▶ [GIVEN EXERCISE]
Reproduce all of the listing below without alteration.

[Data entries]
------------

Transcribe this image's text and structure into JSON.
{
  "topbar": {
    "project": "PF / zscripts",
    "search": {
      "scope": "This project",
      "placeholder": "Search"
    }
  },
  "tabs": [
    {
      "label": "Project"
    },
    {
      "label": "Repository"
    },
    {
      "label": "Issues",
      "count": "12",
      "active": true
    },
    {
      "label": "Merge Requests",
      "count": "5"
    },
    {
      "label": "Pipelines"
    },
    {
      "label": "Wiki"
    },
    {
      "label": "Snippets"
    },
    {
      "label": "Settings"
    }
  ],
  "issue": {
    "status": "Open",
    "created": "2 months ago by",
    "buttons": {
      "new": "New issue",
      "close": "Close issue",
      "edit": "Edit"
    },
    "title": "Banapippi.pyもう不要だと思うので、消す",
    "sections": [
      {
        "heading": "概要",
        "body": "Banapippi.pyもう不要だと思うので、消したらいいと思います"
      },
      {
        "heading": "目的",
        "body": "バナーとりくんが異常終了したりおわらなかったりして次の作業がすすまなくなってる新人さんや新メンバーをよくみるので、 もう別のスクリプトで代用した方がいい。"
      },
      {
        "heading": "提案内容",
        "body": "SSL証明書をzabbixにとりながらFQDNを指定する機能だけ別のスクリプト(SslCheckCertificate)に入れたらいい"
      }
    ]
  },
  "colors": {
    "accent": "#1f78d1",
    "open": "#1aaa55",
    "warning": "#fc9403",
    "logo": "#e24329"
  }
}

------------

▶ [CORRECT RESPONSE]
Transcribe this image's text and structure into JSON.
{
  "topbar": {
    "project": "PF / zscripts",
    "search": {
      "scope": "This project",
      "placeholder": "Search"
    }
  },
  "tabs": [
    {
      "label": "Project"
    },
    {
      "label": "Repository"
    },
    {
      "label": "Issues",
      "count": "12",
      "active": true
    },
    {
      "label": "Merge Requests",
      "count": "5"
    },
    {
      "label": "Pipelines"
    },
    {
      "label": "Wiki"
    },
    {
      "label": "Snippets"
    },
    {
      "label": "Settings"
    }
  ],
  "issue": {
    "status": "Open",
    "created": "2 months ago by",
    "buttons": {
      "new": "New issue",
      "close": "Close issue",
      "edit": "Edit"
    },
    "title": "Banapippi.pyもう不要だと思うので、消す",
    "sections": [
      {
        "heading": "概要",
        "body": "Banapippi.pyもう不要だと思うので、消したらいいと思います"
      },
      {
        "heading": "目的",
        "body": "バナーとりくんが異常終了したりおわらなかったりして次の作業がすすまなくなってる新人さんや新メンバーをよくみるので、 もう別のスクリプトで代用した方がいい。"
      },
      {
        "heading": "提案内容",
        "body": "SSL証明書をzabbixにとりながらFQDNを指定する機能だけ別のスクリプト(SslCheckCertificate)に入れたらいい"
      }
    ]
  },
  "colors": {
    "accent": "#1f78d1",
    "open": "#1aaa55",
    "warning": "#fc9403",
    "logo": "#e24329"
  }
}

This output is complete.